Problem description: Write out the material exactly, leaving every picture behind.

Data for this task:

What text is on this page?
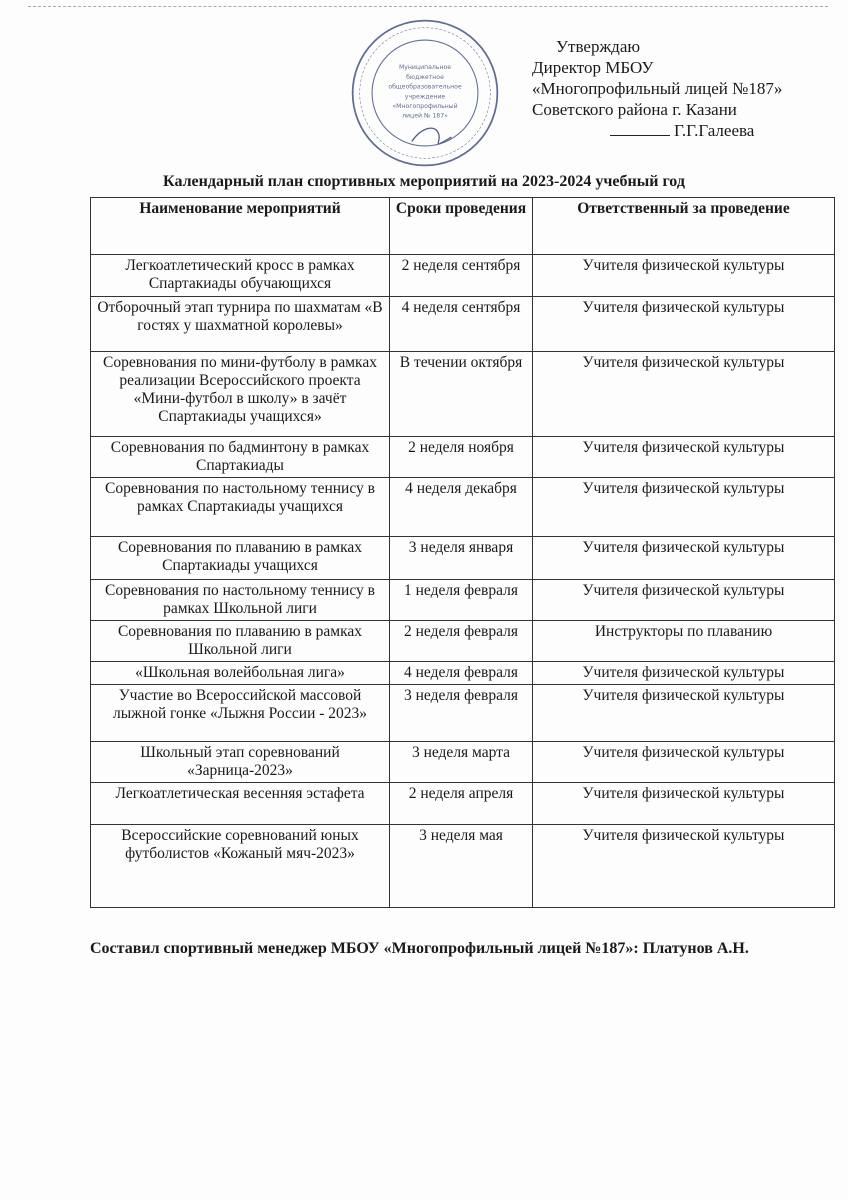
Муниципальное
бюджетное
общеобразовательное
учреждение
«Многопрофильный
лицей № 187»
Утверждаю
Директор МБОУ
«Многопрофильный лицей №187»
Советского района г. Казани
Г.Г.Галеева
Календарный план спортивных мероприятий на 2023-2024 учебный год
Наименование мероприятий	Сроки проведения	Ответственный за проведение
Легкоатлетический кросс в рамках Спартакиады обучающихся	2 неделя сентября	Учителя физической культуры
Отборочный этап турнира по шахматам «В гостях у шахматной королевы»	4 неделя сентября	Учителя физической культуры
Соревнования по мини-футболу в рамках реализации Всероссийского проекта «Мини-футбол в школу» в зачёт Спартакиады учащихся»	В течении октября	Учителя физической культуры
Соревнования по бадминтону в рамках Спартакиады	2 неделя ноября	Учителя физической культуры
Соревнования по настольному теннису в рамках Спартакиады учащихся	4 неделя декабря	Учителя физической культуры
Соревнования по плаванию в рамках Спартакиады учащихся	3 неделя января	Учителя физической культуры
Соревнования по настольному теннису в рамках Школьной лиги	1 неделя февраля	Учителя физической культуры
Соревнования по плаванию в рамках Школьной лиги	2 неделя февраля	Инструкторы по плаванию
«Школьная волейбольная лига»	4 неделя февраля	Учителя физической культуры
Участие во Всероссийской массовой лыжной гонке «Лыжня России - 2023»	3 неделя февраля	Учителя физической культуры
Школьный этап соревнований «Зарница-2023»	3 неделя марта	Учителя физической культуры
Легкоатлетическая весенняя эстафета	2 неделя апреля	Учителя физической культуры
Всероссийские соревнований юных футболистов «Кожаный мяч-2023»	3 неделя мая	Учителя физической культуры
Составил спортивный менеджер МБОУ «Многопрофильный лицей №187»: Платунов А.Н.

Task answer:
What text is on this page?
Муниципальное
бюджетное
общеобразовательное
учреждение
«Многопрофильный
лицей № 187»
Утверждаю
Директор МБОУ
«Многопрофильный лицей №187»
Советского района г. Казани
Г.Г.Галеева
Календарный план спортивных мероприятий на 2023-2024 учебный год
Наименование мероприятий	Сроки проведения	Ответственный за проведение
Легкоатлетический кросс в рамках Спартакиады обучающихся	2 неделя сентября	Учителя физической культуры
Отборочный этап турнира по шахматам «В гостях у шахматной королевы»	4 неделя сентября	Учителя физической культуры
Соревнования по мини-футболу в рамках реализации Всероссийского проекта «Мини-футбол в школу» в зачёт Спартакиады учащихся»	В течении октября	Учителя физической культуры
Соревнования по бадминтону в рамках Спартакиады	2 неделя ноября	Учителя физической культуры
Соревнования по настольному теннису в рамках Спартакиады учащихся	4 неделя декабря	Учителя физической культуры
Соревнования по плаванию в рамках Спартакиады учащихся	3 неделя января	Учителя физической культуры
Соревнования по настольному теннису в рамках Школьной лиги	1 неделя февраля	Учителя физической культуры
Соревнования по плаванию в рамках Школьной лиги	2 неделя февраля	Инструкторы по плаванию
«Школьная волейбольная лига»	4 неделя февраля	Учителя физической культуры
Участие во Всероссийской массовой лыжной гонке «Лыжня России - 2023»	3 неделя февраля	Учителя физической культуры
Школьный этап соревнований «Зарница-2023»	3 неделя марта	Учителя физической культуры
Легкоатлетическая весенняя эстафета	2 неделя апреля	Учителя физической культуры
Всероссийские соревнований юных футболистов «Кожаный мяч-2023»	3 неделя мая	Учителя физической культуры
Составил спортивный менеджер МБОУ «Многопрофильный лицей №187»: Платунов А.Н.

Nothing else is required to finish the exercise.